• WHAT IS REQUIRED: Copy out each line of the listing that has the word "droplet" in it.

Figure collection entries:
#####
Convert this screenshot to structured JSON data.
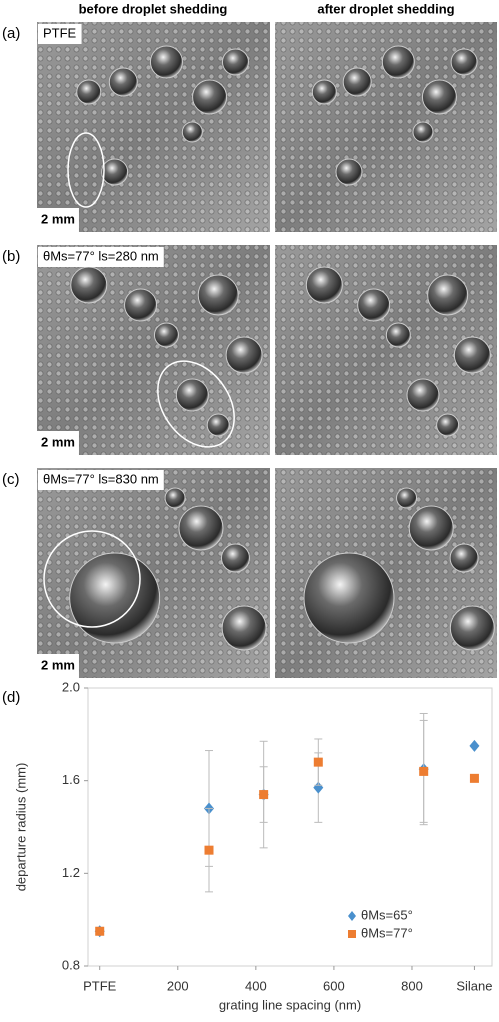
{
  "columns": [
    "before droplet shedding",
    "after droplet shedding"
  ],
  "panels": [
    {
      "label": "(a)",
      "annotation": "PTFE",
      "scale": "2 mm"
    },
    {
      "label": "(b)",
      "annotation": "θMs=77° ls=280 nm",
      "scale": "2 mm"
    },
    {
      "label": "(c)",
      "annotation": "θMs=77° ls=830 nm",
      "scale": "2 mm"
    }
  ],
  "chart_data": {
    "type": "scatter",
    "label": "(d)",
    "x_label": "grating line spacing (nm)",
    "y_label": "departure radius (mm)",
    "xlim": [
      -30,
      1005
    ],
    "ylim": [
      0.8,
      2.0
    ],
    "xticks": [
      {
        "value": 0,
        "label": "PTFE"
      },
      200,
      400,
      600,
      800,
      {
        "value": 960,
        "label": "Silane"
      }
    ],
    "yticks": [
      {
        "value": 0.8,
        "label": "0.8"
      },
      {
        "value": 1.2,
        "label": "1.2"
      },
      {
        "value": 1.6,
        "label": "1.6"
      },
      {
        "value": 2.0,
        "label": "2.0"
      }
    ],
    "legend": "lower right",
    "series": [
      {
        "name": "θMs=65°",
        "color": "#4a90cd",
        "marker": "diamond",
        "x": [
          0,
          280,
          420,
          560,
          830,
          960
        ],
        "values": [
          0.95,
          1.48,
          1.54,
          1.57,
          1.65,
          1.75
        ],
        "errors": [
          0,
          0.25,
          0.23,
          0.15,
          0.24,
          0
        ]
      },
      {
        "name": "θMs=77°",
        "color": "#ed7d31",
        "marker": "square",
        "x": [
          0,
          280,
          420,
          560,
          830,
          960
        ],
        "values": [
          0.95,
          1.3,
          1.54,
          1.68,
          1.64,
          1.61
        ],
        "errors": [
          0,
          0.18,
          0.12,
          0.1,
          0.22,
          0
        ]
      }
    ]
  }
}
#####
• RESULT OF THIS EXERCISE:
    "before droplet shedding",
    "after droplet shedding"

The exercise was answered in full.